## What to work on
Go through each line of the records below and count those with the word "Bracket"; give only the total.

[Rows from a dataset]
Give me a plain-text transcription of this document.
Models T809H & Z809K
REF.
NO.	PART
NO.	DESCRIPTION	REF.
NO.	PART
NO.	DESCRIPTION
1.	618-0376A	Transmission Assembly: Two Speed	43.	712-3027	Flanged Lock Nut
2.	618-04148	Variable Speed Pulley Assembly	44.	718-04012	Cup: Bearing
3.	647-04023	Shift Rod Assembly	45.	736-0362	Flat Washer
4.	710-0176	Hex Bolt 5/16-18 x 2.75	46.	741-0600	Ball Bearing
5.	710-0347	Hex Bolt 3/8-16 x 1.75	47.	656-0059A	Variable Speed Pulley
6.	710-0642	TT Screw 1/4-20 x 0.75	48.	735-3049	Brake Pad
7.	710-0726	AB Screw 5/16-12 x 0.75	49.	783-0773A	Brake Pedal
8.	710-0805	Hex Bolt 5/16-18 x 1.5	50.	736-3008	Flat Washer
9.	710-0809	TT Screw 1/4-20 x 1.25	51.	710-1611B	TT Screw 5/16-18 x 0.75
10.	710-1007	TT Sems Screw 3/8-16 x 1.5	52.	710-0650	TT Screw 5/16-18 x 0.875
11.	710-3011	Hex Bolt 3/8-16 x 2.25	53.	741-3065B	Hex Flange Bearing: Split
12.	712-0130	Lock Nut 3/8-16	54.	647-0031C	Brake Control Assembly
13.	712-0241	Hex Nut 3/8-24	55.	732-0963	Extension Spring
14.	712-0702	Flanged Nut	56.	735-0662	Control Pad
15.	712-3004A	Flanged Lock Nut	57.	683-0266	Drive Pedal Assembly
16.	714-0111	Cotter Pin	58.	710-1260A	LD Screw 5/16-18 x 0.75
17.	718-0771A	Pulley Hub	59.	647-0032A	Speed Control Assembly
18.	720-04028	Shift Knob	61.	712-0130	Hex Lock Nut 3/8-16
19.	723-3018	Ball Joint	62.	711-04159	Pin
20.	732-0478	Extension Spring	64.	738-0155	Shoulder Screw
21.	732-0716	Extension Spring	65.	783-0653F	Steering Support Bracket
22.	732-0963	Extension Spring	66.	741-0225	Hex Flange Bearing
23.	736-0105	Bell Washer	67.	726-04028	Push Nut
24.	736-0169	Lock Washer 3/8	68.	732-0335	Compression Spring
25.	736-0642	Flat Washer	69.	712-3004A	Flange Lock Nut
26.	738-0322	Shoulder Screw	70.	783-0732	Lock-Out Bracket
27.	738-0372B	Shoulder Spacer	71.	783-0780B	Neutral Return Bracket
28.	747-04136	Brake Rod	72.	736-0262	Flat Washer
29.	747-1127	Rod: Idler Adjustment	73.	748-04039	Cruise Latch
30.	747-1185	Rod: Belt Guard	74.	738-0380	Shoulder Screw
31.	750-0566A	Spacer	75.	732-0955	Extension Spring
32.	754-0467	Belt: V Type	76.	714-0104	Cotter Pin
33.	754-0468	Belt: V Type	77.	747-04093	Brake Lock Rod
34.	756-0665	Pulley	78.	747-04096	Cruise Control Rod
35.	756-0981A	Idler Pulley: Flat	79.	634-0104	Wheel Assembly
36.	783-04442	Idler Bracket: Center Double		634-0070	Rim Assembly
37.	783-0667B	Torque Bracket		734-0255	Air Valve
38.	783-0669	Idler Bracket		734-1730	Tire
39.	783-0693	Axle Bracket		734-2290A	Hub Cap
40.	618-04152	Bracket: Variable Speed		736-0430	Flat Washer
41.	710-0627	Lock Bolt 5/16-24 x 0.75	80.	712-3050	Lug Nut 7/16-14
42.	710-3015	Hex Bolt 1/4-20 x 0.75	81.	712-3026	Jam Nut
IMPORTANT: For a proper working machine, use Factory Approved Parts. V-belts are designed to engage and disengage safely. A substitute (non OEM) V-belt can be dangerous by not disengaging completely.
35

## Correct result
8